Source material:
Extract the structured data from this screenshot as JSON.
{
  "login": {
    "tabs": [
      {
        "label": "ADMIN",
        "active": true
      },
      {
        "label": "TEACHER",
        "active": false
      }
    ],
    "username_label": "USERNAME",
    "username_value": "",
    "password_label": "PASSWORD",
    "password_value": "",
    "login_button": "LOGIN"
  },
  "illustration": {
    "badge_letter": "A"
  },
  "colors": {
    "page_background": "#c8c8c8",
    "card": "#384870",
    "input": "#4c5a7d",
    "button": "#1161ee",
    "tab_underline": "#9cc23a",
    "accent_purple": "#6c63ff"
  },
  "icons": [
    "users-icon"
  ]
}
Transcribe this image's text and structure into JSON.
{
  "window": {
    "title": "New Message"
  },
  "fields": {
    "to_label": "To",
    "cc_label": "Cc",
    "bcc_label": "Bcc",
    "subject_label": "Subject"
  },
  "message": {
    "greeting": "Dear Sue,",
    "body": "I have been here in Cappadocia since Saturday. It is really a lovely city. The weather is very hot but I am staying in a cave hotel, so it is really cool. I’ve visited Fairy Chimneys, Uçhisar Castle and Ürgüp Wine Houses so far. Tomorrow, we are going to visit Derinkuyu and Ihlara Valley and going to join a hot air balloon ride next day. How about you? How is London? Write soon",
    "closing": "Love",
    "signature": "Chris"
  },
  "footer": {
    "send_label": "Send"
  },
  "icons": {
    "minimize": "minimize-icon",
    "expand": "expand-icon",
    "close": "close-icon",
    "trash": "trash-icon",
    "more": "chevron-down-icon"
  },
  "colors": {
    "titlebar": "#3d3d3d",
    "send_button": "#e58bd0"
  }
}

Stated problem:
Return the lines above, from the one containing "Transcribe this image's" to the end, exactly as they stand.

Answer in full:
Transcribe this image's text and structure into JSON.
{
  "window": {
    "title": "New Message"
  },
  "fields": {
    "to_label": "To",
    "cc_label": "Cc",
    "bcc_label": "Bcc",
    "subject_label": "Subject"
  },
  "message": {
    "greeting": "Dear Sue,",
    "body": "I have been here in Cappadocia since Saturday. It is really a lovely city. The weather is very hot but I am staying in a cave hotel, so it is really cool. I’ve visited Fairy Chimneys, Uçhisar Castle and Ürgüp Wine Houses so far. Tomorrow, we are going to visit Derinkuyu and Ihlara Valley and going to join a hot air balloon ride next day. How about you? How is London? Write soon",
    "closing": "Love",
    "signature": "Chris"
  },
  "footer": {
    "send_label": "Send"
  },
  "icons": {
    "minimize": "minimize-icon",
    "expand": "expand-icon",
    "close": "close-icon",
    "trash": "trash-icon",
    "more": "chevron-down-icon"
  },
  "colors": {
    "titlebar": "#3d3d3d",
    "send_button": "#e58bd0"
  }
}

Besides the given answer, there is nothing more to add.